Rows from a dataset

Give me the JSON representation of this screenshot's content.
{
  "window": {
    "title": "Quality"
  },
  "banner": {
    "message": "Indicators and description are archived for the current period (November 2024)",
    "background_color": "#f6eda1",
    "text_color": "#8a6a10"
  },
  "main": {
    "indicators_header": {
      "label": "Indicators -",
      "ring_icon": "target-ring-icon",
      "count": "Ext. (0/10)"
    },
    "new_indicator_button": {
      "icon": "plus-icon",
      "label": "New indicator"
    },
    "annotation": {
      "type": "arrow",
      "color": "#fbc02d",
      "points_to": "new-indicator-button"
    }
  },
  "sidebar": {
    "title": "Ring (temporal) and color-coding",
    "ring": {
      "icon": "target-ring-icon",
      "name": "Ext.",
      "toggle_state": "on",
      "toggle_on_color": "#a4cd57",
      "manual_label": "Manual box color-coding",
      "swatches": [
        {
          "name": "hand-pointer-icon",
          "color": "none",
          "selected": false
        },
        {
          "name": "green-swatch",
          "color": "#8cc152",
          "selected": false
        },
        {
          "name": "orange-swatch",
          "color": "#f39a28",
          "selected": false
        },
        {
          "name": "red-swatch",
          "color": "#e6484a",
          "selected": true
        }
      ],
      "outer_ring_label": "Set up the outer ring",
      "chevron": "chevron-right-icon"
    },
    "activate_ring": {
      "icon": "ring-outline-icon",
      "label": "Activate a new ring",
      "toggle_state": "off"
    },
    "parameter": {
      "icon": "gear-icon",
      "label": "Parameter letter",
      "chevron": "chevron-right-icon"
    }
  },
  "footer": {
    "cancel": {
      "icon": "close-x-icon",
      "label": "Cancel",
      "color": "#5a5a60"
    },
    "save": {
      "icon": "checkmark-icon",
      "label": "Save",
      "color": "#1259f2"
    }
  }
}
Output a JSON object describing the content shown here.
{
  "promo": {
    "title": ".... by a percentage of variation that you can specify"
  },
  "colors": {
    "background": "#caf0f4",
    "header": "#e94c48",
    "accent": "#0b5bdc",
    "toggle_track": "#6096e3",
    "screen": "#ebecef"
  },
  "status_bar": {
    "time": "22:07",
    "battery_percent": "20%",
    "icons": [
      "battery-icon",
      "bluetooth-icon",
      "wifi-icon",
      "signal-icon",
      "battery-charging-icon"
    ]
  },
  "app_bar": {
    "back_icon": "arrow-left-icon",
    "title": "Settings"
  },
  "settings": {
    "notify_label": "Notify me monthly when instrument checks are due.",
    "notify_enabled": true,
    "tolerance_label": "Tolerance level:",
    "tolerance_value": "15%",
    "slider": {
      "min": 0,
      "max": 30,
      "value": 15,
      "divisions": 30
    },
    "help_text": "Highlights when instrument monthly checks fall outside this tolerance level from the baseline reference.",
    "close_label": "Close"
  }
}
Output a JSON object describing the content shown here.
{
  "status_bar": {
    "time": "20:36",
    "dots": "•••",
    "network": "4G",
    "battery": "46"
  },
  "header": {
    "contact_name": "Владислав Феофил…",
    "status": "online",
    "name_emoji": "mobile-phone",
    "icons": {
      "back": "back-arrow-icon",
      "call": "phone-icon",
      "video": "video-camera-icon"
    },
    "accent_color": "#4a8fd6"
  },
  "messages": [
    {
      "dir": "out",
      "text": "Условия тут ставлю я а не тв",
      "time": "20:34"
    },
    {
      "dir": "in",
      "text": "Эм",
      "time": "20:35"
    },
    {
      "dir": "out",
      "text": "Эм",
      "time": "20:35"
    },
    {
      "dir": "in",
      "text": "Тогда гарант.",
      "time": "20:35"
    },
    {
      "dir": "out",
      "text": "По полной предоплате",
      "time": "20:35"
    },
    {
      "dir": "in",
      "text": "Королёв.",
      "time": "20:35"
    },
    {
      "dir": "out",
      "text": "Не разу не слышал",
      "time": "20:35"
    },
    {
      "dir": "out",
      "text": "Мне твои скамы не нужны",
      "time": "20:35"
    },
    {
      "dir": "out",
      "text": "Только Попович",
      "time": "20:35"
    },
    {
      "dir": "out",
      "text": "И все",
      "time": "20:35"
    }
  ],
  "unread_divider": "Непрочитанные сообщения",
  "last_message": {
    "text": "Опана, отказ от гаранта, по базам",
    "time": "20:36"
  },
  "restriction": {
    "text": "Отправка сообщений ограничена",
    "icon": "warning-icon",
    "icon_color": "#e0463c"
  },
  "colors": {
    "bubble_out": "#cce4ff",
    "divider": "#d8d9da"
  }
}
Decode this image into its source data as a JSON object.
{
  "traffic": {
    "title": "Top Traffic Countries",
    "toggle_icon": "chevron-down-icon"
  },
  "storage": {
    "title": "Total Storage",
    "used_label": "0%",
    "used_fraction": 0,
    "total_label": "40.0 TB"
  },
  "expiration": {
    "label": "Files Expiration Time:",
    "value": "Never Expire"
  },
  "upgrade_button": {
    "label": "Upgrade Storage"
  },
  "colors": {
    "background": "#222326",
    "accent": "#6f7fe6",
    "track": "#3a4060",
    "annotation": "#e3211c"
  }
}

◆ **REQUIREMENTS**
Search the preceding listing for the word "this" and pull out every line that holds it.

◆ **FINAL ANSWER**
Give me the JSON representation of this screenshot's content.
    "help_text": "Highlights when instrument monthly checks fall outside this tolerance level from the baseline reference.",
Decode this image into its source data as a JSON object.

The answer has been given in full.